** Start of Dataset records **

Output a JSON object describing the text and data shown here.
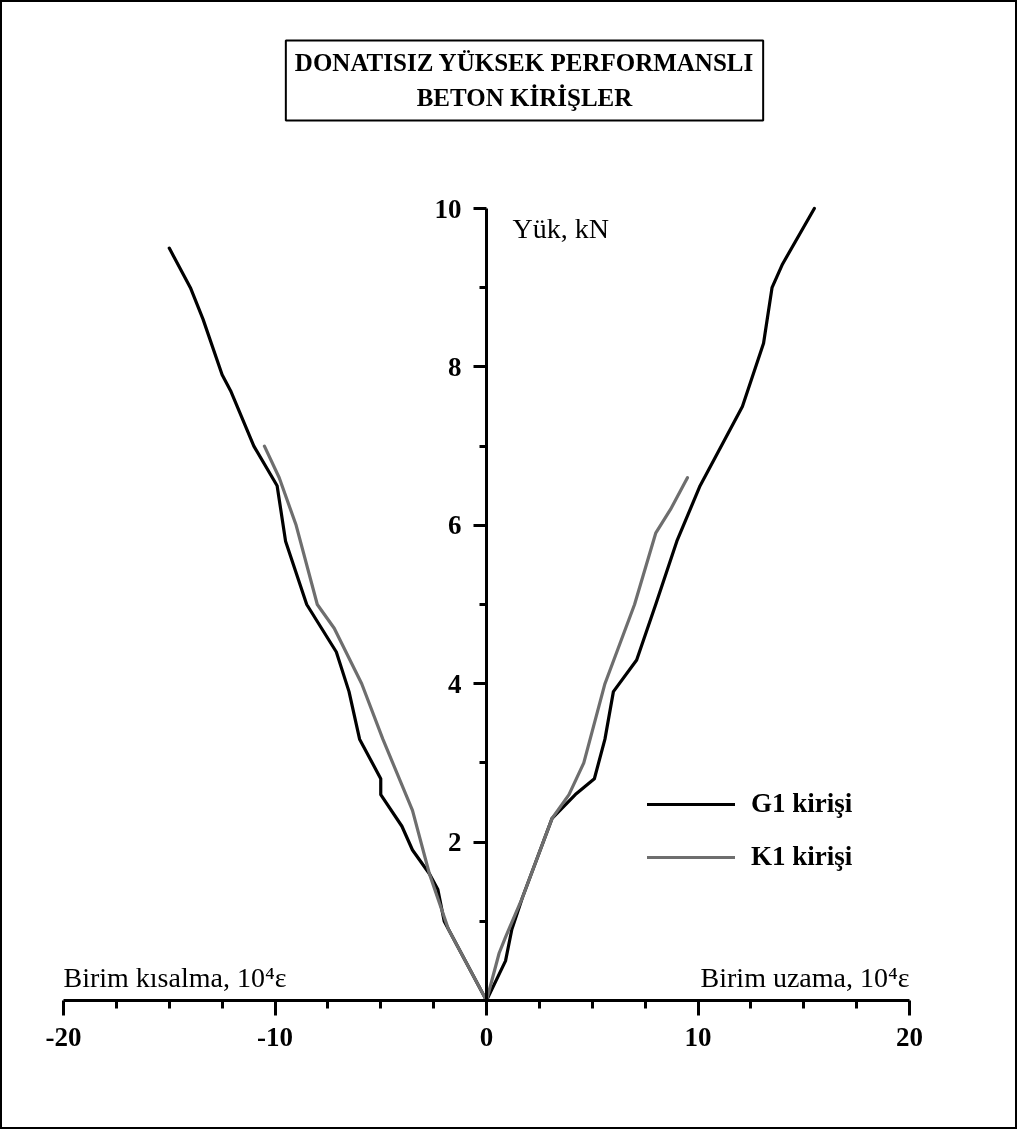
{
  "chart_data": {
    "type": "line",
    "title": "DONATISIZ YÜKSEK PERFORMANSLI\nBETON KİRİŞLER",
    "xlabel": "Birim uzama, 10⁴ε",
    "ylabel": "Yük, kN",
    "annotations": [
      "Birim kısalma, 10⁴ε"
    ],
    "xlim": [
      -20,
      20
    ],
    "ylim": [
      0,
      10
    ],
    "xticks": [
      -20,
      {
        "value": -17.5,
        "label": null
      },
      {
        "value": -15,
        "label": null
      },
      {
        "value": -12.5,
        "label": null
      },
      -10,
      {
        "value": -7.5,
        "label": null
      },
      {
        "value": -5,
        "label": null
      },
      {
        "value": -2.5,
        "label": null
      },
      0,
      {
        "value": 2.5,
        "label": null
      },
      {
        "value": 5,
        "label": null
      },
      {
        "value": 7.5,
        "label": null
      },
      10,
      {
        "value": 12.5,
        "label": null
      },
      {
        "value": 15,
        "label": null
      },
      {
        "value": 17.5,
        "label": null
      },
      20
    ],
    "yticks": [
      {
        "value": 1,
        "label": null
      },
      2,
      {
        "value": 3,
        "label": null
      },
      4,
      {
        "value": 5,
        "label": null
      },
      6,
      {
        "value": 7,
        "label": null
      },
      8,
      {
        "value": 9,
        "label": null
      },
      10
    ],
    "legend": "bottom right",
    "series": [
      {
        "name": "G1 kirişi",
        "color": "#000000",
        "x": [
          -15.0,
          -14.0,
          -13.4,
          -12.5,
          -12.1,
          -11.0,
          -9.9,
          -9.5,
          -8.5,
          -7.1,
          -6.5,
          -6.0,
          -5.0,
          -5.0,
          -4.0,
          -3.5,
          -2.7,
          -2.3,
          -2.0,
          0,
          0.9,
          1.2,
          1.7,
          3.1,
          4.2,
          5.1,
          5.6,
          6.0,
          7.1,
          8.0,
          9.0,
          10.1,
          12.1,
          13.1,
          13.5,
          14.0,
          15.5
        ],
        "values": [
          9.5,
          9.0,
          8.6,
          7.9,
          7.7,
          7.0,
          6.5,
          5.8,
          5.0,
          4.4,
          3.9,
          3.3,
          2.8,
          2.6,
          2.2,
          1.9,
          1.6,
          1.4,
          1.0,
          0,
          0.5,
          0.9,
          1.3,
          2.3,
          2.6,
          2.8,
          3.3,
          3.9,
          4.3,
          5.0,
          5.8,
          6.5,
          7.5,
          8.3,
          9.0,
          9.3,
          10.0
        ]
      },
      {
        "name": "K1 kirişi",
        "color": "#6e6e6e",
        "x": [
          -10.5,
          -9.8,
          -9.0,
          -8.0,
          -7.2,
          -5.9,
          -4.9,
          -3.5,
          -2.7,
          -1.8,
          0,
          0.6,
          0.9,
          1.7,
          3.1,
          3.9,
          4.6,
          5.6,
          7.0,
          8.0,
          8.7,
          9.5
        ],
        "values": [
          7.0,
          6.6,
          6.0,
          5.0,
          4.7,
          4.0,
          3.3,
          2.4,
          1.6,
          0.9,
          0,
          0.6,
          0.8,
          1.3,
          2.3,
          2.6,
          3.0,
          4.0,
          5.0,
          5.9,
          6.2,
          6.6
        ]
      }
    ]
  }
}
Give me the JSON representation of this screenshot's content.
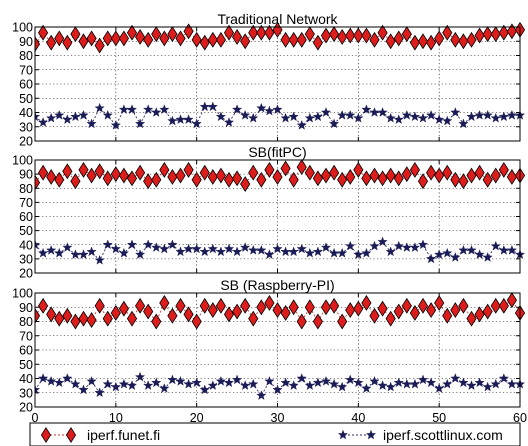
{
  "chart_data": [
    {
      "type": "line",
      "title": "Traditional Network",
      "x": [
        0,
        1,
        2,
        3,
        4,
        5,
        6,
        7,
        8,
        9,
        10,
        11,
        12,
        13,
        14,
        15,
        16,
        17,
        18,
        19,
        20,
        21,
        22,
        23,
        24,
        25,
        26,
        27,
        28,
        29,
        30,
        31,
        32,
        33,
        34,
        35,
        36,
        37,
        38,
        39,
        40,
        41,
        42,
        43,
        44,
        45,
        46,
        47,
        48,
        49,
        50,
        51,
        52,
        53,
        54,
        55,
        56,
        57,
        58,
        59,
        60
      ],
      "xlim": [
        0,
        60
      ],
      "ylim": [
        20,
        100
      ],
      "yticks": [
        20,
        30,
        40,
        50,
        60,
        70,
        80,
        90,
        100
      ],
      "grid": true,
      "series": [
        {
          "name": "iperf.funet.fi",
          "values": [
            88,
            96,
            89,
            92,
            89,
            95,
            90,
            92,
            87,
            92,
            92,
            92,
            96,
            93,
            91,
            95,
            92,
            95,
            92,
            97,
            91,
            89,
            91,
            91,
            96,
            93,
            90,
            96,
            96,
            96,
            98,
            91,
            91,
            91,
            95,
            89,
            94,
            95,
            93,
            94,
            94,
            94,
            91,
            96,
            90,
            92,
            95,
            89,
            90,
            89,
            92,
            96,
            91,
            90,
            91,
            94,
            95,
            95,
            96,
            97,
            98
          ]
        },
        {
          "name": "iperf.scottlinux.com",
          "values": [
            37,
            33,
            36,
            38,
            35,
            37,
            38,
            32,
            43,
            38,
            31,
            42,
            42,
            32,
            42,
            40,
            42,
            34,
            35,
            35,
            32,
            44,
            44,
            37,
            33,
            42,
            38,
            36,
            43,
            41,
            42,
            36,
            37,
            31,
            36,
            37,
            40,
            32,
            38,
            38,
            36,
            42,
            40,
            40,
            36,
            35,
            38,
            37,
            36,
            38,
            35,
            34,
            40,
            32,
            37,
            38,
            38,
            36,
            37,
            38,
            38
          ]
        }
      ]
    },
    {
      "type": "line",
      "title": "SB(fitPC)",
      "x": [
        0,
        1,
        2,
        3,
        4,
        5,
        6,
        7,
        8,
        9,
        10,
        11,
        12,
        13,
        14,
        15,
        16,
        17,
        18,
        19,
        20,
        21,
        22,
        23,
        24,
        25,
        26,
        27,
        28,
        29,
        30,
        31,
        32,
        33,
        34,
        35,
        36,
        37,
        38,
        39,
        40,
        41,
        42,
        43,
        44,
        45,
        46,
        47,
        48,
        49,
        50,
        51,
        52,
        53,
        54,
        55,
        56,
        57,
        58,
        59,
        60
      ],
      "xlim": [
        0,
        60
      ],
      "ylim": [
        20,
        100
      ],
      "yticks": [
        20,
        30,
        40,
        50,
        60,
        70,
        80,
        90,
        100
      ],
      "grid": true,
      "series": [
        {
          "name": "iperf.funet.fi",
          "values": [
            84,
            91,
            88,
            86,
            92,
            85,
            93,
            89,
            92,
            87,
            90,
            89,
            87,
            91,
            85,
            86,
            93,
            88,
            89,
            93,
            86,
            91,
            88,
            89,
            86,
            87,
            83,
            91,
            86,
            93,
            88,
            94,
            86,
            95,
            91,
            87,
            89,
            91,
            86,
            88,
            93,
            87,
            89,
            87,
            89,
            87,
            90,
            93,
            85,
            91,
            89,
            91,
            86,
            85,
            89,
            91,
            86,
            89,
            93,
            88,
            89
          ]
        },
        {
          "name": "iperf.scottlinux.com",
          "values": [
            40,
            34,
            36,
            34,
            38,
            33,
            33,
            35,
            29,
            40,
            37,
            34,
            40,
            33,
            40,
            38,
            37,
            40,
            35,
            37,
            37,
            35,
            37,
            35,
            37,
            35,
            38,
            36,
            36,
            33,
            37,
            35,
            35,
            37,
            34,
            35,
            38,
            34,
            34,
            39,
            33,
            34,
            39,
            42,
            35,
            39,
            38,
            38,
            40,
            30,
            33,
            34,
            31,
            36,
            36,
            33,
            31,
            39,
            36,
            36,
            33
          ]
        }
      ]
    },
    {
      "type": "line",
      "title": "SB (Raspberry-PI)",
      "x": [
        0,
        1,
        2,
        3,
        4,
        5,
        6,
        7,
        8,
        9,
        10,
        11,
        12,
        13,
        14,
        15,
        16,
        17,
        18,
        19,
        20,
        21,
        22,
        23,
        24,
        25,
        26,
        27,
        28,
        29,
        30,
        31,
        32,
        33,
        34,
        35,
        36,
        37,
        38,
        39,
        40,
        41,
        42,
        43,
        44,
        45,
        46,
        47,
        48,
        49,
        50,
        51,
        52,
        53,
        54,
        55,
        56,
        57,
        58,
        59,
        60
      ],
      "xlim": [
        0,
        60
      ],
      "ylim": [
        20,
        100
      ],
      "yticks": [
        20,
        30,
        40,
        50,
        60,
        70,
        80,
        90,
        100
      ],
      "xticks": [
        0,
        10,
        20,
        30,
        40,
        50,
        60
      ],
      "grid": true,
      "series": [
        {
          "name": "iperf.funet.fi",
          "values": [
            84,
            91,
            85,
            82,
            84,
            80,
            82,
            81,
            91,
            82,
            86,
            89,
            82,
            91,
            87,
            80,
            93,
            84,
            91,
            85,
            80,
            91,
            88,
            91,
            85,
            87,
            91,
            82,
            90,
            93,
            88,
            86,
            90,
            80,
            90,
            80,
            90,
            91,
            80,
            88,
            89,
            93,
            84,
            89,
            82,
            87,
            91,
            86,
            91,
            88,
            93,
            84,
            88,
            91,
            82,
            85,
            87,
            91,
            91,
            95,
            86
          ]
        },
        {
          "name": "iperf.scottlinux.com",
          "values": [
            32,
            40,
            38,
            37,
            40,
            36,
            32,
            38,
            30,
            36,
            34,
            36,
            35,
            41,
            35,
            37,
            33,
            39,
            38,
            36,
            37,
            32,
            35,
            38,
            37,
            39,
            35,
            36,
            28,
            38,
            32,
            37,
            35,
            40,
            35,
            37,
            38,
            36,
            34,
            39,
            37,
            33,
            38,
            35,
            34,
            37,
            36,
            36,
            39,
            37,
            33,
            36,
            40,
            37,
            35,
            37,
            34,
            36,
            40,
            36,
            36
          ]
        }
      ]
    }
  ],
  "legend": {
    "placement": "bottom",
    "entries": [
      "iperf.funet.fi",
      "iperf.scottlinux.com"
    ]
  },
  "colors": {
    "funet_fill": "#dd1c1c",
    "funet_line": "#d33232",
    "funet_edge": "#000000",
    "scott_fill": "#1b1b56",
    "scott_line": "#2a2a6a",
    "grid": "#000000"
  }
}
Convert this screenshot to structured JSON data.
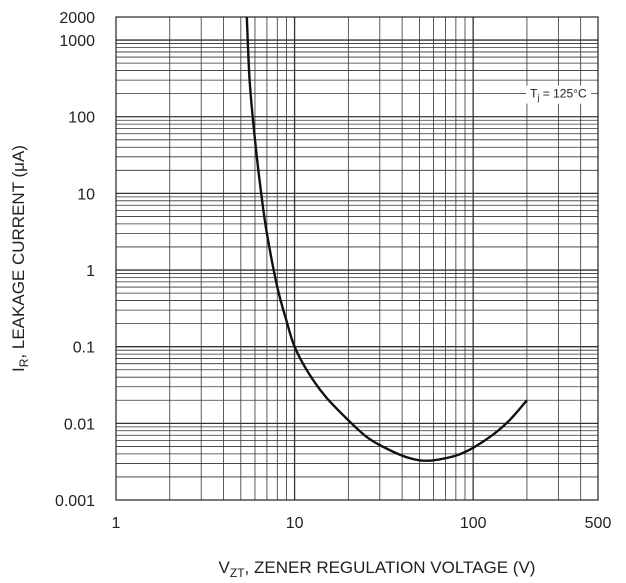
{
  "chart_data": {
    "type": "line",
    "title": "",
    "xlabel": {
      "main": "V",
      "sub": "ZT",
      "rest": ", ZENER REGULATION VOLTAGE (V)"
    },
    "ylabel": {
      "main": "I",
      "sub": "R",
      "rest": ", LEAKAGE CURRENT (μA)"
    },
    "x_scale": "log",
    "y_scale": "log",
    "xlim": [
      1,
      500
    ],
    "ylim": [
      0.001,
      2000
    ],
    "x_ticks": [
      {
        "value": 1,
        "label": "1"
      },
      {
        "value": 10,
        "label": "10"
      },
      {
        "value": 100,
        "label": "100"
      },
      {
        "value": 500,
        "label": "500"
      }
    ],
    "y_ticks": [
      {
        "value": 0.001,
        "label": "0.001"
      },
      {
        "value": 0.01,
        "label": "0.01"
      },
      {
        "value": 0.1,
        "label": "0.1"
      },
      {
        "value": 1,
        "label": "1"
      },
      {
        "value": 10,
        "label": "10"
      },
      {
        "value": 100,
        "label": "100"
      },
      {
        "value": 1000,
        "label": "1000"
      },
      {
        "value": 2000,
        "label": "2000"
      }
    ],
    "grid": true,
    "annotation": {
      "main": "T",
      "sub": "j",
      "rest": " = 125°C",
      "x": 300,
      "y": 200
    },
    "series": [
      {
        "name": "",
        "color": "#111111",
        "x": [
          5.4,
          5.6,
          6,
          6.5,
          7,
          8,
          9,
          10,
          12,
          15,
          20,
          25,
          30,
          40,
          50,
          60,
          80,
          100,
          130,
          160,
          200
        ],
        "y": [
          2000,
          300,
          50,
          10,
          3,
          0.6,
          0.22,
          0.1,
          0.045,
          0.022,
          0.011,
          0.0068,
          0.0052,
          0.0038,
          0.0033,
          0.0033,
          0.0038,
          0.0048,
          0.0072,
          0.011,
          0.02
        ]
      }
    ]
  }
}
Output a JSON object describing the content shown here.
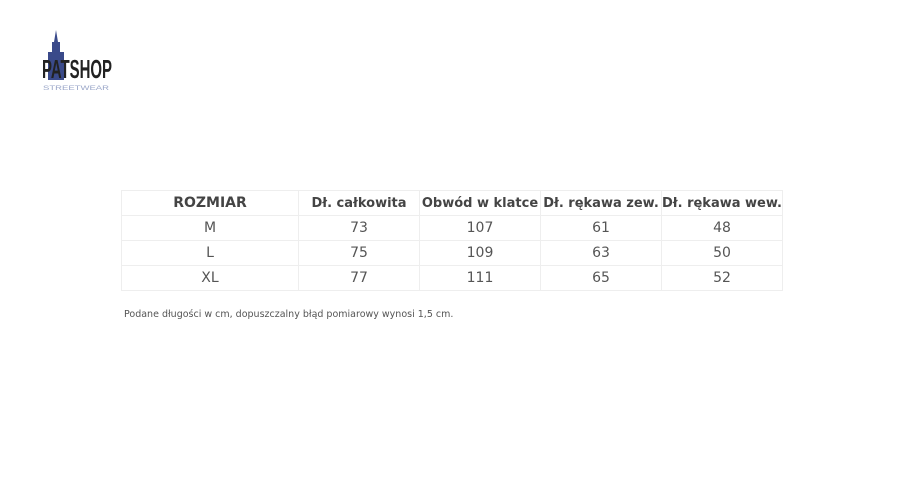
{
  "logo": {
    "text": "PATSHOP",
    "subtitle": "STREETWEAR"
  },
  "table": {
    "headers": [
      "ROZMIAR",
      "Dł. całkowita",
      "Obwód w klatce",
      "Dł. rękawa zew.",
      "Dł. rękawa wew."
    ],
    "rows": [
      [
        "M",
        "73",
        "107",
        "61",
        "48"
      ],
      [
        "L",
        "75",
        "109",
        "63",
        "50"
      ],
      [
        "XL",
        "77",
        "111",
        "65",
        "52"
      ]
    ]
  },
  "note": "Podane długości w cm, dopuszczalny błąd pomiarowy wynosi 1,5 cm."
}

** End of Dataset records **

• [Task description]: Above are entries; state the number of lines among them that contain "Birim", and nothing else.

• [Result for this exercise]: 2